§ **Activity**:
Write each line below back out exactly, omitting its pictures.

§ **The input**:
= Beginning of Section =
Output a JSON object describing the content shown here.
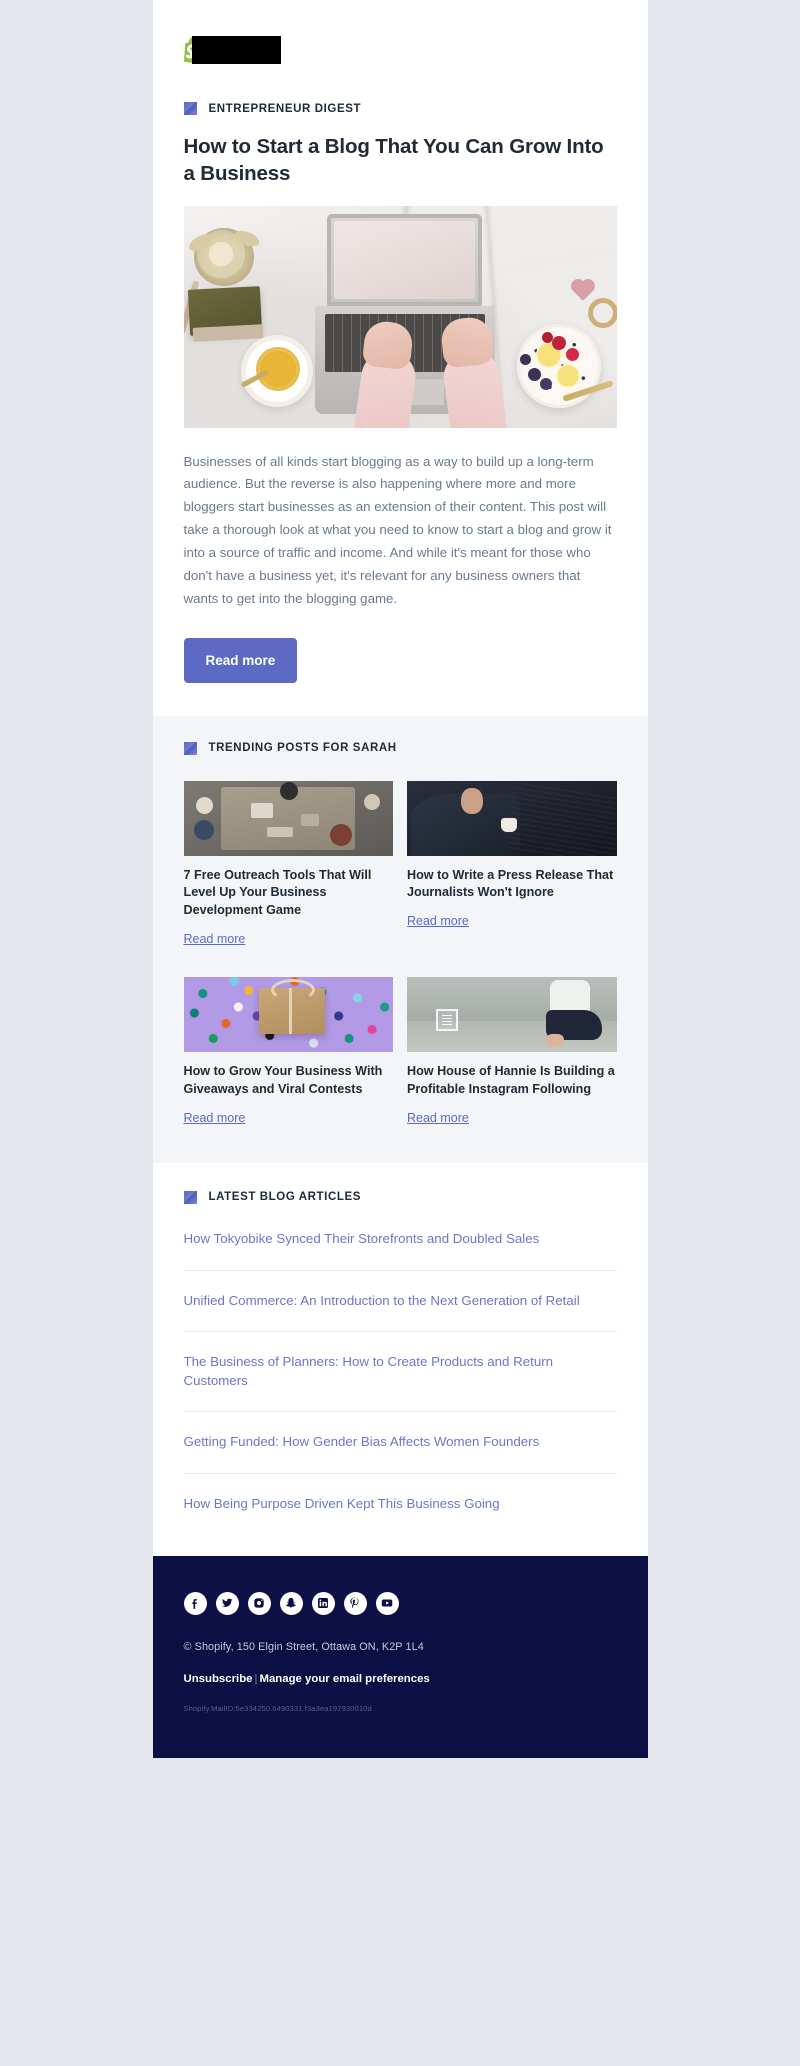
{
  "brand": {
    "logo_name": "shopify-logo",
    "logo_redacted": true,
    "accent_color": "#5c6ac4",
    "footer_bg": "#0b0f44",
    "heading_color": "#212b36",
    "body_color": "#6b7a8f",
    "link_color": "#6b77c8"
  },
  "hero": {
    "kicker": "ENTREPRENEUR DIGEST",
    "title": "How to Start a Blog That You Can Grow Into a Business",
    "image_alt": "person typing on laptop from above with tea, books and fruit plate on marble desk",
    "body": "Businesses of all kinds start blogging as a way to build up a long-term audience. But the reverse is also happening where more and more bloggers start businesses as an extension of their content. This post will take a thorough look at what you need to know to start a blog and grow it into a source of traffic and income. And while it's meant for those who don't have a business yet, it's relevant for any business owners that wants to get into the blogging game.",
    "cta_label": "Read more"
  },
  "trending": {
    "heading": "TRENDING POSTS FOR SARAH",
    "read_more_label": "Read more",
    "cards": [
      {
        "title": "7 Free Outreach Tools That Will Level Up Your Business Development Game",
        "link_label": "Read more",
        "image_alt": "overhead view of people around a meeting table"
      },
      {
        "title": "How to Write a Press Release That Journalists Won't Ignore",
        "link_label": "Read more",
        "image_alt": "man in suit reading a newspaper with a coffee cup"
      },
      {
        "title": "How to Grow Your Business With Giveaways and Viral Contests",
        "link_label": "Read more",
        "image_alt": "kraft paper gift box on purple background with confetti"
      },
      {
        "title": "How House of Hannie Is Building a Profitable Instagram Following",
        "link_label": "Read more",
        "image_alt": "woman sitting on the beach wearing a printed t-shirt"
      }
    ]
  },
  "latest": {
    "heading": "LATEST BLOG ARTICLES",
    "articles": [
      "How Tokyobike Synced Their Storefronts and Doubled Sales",
      "Unified Commerce: An Introduction to the Next Generation of Retail",
      "The Business of Planners: How to Create Products and Return Customers",
      "Getting Funded: How Gender Bias Affects Women Founders",
      "How Being Purpose Driven Kept This Business Going"
    ]
  },
  "footer": {
    "social": [
      {
        "name": "facebook-icon",
        "label": "Facebook"
      },
      {
        "name": "twitter-icon",
        "label": "Twitter"
      },
      {
        "name": "instagram-icon",
        "label": "Instagram"
      },
      {
        "name": "snapchat-icon",
        "label": "Snapchat"
      },
      {
        "name": "linkedin-icon",
        "label": "LinkedIn"
      },
      {
        "name": "pinterest-icon",
        "label": "Pinterest"
      },
      {
        "name": "youtube-icon",
        "label": "YouTube"
      }
    ],
    "address": "© Shopify,  150 Elgin Street, Ottawa ON, K2P 1L4",
    "unsubscribe_label": "Unsubscribe",
    "separator": "|",
    "preferences_label": "Manage your email preferences",
    "mail_id": "Shopify.MailID:5e334250.6490331.f3a3ea197930010d"
  }
}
= End of Section =
§ **Response**:
Output a JSON object describing the content shown here.
{
  "brand": {
    "logo_name": "shopify-logo",
    "logo_redacted": true,
    "accent_color": "#5c6ac4",
    "footer_bg": "#0b0f44",
    "heading_color": "#212b36",
    "body_color": "#6b7a8f",
    "link_color": "#6b77c8"
  },
  "hero": {
    "kicker": "ENTREPRENEUR DIGEST",
    "title": "How to Start a Blog That You Can Grow Into a Business",
    "image_alt": "person typing on laptop from above with tea, books and fruit plate on marble desk",
    "body": "Businesses of all kinds start blogging as a way to build up a long-term audience. But the reverse is also happening where more and more bloggers start businesses as an extension of their content. This post will take a thorough look at what you need to know to start a blog and grow it into a source of traffic and income. And while it's meant for those who don't have a business yet, it's relevant for any business owners that wants to get into the blogging game.",
    "cta_label": "Read more"
  },
  "trending": {
    "heading": "TRENDING POSTS FOR SARAH",
    "read_more_label": "Read more",
    "cards": [
      {
        "title": "7 Free Outreach Tools That Will Level Up Your Business Development Game",
        "link_label": "Read more",
        "image_alt": "overhead view of people around a meeting table"
      },
      {
        "title": "How to Write a Press Release That Journalists Won't Ignore",
        "link_label": "Read more",
        "image_alt": "man in suit reading a newspaper with a coffee cup"
      },
      {
        "title": "How to Grow Your Business With Giveaways and Viral Contests",
        "link_label": "Read more",
        "image_alt": "kraft paper gift box on purple background with confetti"
      },
      {
        "title": "How House of Hannie Is Building a Profitable Instagram Following",
        "link_label": "Read more",
        "image_alt": "woman sitting on the beach wearing a printed t-shirt"
      }
    ]
  },
  "latest": {
    "heading": "LATEST BLOG ARTICLES",
    "articles": [
      "How Tokyobike Synced Their Storefronts and Doubled Sales",
      "Unified Commerce: An Introduction to the Next Generation of Retail",
      "The Business of Planners: How to Create Products and Return Customers",
      "Getting Funded: How Gender Bias Affects Women Founders",
      "How Being Purpose Driven Kept This Business Going"
    ]
  },
  "footer": {
    "social": [
      {
        "name": "facebook-icon",
        "label": "Facebook"
      },
      {
        "name": "twitter-icon",
        "label": "Twitter"
      },
      {
        "name": "instagram-icon",
        "label": "Instagram"
      },
      {
        "name": "snapchat-icon",
        "label": "Snapchat"
      },
      {
        "name": "linkedin-icon",
        "label": "LinkedIn"
      },
      {
        "name": "pinterest-icon",
        "label": "Pinterest"
      },
      {
        "name": "youtube-icon",
        "label": "YouTube"
      }
    ],
    "address": "© Shopify,  150 Elgin Street, Ottawa ON, K2P 1L4",
    "unsubscribe_label": "Unsubscribe",
    "separator": "|",
    "preferences_label": "Manage your email preferences",
    "mail_id": "Shopify.MailID:5e334250.6490331.f3a3ea197930010d"
  }
}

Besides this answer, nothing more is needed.